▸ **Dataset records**

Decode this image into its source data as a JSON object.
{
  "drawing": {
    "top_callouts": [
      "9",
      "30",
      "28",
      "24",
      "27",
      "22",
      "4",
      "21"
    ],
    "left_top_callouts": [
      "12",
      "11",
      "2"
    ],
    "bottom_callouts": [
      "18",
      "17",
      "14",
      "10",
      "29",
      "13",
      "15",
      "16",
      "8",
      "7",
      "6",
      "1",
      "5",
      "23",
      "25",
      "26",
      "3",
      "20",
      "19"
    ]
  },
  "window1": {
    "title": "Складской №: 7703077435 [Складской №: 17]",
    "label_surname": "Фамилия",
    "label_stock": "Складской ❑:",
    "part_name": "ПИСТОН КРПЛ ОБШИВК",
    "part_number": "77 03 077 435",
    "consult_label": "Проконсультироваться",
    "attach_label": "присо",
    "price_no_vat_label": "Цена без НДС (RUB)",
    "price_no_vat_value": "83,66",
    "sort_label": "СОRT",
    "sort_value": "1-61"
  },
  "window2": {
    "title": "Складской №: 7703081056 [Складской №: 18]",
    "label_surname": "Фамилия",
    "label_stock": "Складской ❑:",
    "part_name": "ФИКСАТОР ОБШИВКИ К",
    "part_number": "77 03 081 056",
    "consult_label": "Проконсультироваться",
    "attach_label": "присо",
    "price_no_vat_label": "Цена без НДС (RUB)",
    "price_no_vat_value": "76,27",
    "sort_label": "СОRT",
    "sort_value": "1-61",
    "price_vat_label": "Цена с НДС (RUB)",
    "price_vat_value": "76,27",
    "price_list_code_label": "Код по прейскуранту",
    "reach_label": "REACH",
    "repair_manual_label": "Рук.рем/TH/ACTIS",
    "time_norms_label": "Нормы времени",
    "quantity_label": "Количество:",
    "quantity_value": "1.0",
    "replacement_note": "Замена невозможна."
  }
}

▸ **Task to carry out**
Print the records above in full, exactly.

▸ **Result of this exercise**
Decode this image into its source data as a JSON object.
{
  "drawing": {
    "top_callouts": [
      "9",
      "30",
      "28",
      "24",
      "27",
      "22",
      "4",
      "21"
    ],
    "left_top_callouts": [
      "12",
      "11",
      "2"
    ],
    "bottom_callouts": [
      "18",
      "17",
      "14",
      "10",
      "29",
      "13",
      "15",
      "16",
      "8",
      "7",
      "6",
      "1",
      "5",
      "23",
      "25",
      "26",
      "3",
      "20",
      "19"
    ]
  },
  "window1": {
    "title": "Складской №: 7703077435 [Складской №: 17]",
    "label_surname": "Фамилия",
    "label_stock": "Складской ❑:",
    "part_name": "ПИСТОН КРПЛ ОБШИВК",
    "part_number": "77 03 077 435",
    "consult_label": "Проконсультироваться",
    "attach_label": "присо",
    "price_no_vat_label": "Цена без НДС (RUB)",
    "price_no_vat_value": "83,66",
    "sort_label": "СОRT",
    "sort_value": "1-61"
  },
  "window2": {
    "title": "Складской №: 7703081056 [Складской №: 18]",
    "label_surname": "Фамилия",
    "label_stock": "Складской ❑:",
    "part_name": "ФИКСАТОР ОБШИВКИ К",
    "part_number": "77 03 081 056",
    "consult_label": "Проконсультироваться",
    "attach_label": "присо",
    "price_no_vat_label": "Цена без НДС (RUB)",
    "price_no_vat_value": "76,27",
    "sort_label": "СОRT",
    "sort_value": "1-61",
    "price_vat_label": "Цена с НДС (RUB)",
    "price_vat_value": "76,27",
    "price_list_code_label": "Код по прейскуранту",
    "reach_label": "REACH",
    "repair_manual_label": "Рук.рем/TH/ACTIS",
    "time_norms_label": "Нормы времени",
    "quantity_label": "Количество:",
    "quantity_value": "1.0",
    "replacement_note": "Замена невозможна."
  }
}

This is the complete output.